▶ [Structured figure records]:
______

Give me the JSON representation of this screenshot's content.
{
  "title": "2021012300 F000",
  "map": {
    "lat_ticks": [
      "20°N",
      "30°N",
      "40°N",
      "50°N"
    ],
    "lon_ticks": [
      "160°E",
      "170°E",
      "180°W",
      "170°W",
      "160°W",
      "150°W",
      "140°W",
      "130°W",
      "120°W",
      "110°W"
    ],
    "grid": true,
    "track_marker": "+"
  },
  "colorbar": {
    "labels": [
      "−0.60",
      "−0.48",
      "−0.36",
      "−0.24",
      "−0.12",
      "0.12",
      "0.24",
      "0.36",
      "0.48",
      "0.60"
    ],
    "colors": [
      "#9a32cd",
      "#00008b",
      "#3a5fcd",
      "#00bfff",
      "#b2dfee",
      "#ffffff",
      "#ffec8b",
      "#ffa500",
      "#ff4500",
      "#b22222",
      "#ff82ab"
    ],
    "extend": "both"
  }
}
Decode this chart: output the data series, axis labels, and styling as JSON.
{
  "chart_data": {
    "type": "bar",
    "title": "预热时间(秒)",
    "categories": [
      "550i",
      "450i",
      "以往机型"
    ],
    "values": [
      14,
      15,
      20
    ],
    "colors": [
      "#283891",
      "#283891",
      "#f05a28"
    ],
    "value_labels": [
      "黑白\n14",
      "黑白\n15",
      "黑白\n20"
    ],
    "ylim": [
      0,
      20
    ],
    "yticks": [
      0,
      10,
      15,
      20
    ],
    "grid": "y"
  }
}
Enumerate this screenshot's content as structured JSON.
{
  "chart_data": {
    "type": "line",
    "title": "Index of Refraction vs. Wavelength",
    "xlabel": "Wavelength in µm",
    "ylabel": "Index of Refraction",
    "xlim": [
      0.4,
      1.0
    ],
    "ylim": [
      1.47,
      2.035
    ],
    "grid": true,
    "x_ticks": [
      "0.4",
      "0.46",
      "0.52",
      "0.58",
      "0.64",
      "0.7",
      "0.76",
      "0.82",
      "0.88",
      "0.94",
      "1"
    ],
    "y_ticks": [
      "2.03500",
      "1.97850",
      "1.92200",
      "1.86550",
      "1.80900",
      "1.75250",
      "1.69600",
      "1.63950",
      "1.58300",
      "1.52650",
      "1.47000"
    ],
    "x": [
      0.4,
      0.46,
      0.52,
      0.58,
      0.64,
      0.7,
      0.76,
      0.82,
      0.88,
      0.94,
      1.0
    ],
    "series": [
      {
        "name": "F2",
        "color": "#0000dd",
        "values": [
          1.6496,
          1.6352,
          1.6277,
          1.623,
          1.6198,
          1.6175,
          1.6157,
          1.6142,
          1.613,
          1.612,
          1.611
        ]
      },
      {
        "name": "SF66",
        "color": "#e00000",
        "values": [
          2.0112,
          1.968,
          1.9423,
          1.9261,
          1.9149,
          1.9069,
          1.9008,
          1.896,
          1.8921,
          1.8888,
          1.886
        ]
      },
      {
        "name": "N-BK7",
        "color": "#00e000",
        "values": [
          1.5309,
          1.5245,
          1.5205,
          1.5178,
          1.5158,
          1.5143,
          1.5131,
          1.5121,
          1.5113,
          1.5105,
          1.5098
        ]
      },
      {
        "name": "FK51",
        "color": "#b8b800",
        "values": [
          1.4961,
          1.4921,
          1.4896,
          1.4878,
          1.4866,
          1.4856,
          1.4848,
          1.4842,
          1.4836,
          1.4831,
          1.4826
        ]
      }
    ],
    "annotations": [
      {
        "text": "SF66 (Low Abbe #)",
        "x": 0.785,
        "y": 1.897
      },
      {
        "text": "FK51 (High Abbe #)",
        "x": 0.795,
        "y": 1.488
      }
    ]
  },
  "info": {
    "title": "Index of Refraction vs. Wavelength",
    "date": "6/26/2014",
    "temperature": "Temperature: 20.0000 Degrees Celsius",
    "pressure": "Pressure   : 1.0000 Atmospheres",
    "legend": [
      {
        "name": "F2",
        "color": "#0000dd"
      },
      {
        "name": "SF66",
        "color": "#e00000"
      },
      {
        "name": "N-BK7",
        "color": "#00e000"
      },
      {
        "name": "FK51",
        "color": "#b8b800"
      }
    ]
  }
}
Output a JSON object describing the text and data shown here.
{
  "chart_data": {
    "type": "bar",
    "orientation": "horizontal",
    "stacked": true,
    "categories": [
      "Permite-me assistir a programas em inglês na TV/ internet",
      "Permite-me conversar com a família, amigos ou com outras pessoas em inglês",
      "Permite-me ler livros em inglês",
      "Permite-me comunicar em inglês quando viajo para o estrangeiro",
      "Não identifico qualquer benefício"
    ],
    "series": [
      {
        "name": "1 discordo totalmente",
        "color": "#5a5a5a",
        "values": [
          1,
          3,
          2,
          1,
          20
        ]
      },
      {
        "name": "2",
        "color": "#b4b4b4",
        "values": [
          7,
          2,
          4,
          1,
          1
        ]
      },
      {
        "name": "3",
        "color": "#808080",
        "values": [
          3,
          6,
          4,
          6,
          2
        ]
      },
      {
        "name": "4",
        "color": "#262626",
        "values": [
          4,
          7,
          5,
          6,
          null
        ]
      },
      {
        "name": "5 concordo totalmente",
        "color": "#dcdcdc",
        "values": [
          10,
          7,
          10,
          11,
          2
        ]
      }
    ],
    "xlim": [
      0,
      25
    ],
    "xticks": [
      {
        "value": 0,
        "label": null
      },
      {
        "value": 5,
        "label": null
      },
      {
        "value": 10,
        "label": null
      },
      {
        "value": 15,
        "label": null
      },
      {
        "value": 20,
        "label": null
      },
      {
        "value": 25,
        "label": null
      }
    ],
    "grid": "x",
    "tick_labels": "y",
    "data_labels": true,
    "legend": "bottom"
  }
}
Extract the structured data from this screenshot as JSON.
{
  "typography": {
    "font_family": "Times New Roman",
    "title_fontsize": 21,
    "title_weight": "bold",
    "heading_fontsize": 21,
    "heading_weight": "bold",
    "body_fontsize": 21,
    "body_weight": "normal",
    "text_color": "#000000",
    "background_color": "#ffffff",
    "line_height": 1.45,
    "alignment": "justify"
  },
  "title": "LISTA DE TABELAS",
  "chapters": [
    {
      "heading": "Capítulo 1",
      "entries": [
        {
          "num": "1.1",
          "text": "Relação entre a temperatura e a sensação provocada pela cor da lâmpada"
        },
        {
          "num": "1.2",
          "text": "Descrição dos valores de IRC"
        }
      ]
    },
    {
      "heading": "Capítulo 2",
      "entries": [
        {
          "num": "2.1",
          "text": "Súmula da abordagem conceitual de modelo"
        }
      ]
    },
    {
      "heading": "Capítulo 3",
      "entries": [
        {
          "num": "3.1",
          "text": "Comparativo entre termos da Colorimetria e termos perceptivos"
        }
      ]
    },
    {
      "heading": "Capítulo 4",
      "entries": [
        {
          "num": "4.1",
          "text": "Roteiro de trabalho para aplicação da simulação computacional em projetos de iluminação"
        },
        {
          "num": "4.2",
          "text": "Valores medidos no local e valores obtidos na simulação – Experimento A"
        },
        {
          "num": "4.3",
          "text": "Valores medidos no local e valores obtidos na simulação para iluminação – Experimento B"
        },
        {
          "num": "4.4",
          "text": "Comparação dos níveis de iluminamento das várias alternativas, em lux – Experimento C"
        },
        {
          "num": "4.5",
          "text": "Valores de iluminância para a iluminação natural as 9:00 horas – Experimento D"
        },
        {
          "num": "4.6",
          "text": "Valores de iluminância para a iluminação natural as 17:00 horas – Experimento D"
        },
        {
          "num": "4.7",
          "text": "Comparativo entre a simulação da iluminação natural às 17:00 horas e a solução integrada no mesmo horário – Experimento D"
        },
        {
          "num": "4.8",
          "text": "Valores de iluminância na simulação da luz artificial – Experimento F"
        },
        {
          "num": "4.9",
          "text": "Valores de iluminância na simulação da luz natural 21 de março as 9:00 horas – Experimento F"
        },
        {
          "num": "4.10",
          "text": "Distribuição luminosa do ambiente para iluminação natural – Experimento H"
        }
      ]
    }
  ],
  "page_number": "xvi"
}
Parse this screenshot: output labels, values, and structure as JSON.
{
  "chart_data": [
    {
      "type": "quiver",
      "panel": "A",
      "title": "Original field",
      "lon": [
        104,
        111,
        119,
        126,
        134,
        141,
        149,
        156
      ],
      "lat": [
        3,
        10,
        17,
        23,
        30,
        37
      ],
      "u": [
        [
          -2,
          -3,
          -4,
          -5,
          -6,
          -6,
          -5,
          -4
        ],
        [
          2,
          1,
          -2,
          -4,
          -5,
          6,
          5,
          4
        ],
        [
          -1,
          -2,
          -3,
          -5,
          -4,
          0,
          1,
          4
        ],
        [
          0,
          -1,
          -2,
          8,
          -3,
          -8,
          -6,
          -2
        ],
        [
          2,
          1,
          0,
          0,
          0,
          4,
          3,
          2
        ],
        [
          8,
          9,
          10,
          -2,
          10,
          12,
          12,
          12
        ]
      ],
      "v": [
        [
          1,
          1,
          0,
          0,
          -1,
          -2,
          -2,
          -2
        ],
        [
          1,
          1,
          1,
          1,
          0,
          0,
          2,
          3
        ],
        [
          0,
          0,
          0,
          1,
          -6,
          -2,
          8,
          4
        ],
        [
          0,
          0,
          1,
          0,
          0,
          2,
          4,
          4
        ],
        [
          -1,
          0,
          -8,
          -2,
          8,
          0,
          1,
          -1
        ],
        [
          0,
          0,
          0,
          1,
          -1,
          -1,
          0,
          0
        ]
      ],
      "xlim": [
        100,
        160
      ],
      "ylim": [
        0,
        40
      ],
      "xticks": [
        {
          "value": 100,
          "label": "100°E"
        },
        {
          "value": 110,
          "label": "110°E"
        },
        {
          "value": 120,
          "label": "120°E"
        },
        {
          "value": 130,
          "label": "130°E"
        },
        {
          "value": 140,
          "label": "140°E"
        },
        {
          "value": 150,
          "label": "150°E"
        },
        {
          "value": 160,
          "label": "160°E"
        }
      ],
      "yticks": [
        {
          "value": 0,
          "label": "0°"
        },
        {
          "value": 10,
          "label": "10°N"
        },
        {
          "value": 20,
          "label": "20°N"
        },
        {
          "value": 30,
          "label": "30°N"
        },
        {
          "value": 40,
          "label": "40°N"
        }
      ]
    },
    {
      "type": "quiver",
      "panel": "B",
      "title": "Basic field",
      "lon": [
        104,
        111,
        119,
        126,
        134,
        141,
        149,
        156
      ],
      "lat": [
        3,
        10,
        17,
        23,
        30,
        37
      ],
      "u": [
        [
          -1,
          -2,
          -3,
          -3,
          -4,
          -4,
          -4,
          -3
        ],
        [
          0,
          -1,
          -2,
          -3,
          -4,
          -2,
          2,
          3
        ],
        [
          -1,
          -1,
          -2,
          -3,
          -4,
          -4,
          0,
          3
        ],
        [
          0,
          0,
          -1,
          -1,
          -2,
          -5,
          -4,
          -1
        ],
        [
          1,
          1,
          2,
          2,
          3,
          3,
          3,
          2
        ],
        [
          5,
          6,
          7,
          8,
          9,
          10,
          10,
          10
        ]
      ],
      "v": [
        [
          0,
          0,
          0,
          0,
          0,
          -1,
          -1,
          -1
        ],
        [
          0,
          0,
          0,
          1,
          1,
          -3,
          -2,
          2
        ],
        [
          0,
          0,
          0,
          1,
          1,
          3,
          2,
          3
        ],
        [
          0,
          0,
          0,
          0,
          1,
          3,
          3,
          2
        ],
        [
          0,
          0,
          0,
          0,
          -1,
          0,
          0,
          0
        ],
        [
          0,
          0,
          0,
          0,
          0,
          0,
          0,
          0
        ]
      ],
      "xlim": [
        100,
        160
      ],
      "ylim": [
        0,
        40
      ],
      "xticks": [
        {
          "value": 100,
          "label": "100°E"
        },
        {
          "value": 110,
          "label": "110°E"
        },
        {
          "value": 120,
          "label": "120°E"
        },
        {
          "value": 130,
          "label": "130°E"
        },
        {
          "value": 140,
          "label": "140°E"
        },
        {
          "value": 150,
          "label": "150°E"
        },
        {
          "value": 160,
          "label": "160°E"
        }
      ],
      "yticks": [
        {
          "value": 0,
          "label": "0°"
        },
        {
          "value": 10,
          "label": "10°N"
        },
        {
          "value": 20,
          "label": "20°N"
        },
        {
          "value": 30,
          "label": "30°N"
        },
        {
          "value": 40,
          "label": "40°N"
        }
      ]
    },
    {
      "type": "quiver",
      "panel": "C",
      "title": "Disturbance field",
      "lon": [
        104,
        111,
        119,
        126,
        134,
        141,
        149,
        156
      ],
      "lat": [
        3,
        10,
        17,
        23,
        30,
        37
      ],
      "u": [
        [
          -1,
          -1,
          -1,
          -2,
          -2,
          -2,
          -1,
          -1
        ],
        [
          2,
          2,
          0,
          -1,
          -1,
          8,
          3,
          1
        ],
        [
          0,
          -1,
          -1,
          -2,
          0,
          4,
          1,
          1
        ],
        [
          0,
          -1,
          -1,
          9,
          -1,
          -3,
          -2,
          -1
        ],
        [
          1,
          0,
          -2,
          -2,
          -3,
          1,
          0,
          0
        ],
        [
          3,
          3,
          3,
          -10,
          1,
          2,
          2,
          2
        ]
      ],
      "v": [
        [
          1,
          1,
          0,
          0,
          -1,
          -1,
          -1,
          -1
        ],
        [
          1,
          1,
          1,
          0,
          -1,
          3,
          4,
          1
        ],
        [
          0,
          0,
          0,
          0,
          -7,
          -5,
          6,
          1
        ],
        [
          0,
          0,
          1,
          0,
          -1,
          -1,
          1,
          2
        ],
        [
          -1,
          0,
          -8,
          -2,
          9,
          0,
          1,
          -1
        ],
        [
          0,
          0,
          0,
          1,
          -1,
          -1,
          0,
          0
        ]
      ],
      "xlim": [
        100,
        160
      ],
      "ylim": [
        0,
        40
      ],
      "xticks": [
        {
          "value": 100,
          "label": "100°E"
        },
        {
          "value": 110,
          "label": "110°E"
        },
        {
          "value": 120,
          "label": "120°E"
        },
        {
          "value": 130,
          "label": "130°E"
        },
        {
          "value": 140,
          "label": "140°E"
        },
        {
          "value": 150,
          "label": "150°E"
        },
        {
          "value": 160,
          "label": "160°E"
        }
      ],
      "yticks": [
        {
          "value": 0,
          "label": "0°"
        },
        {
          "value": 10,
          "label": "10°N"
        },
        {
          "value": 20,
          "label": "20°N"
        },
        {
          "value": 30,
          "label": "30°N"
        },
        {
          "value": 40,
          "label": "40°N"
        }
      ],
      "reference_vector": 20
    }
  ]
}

______

▶ [Given request]:
Gather each line in these records that contains the string "bold".

▶ [Reply]:
    "title_weight": "bold",
    "heading_weight": "bold",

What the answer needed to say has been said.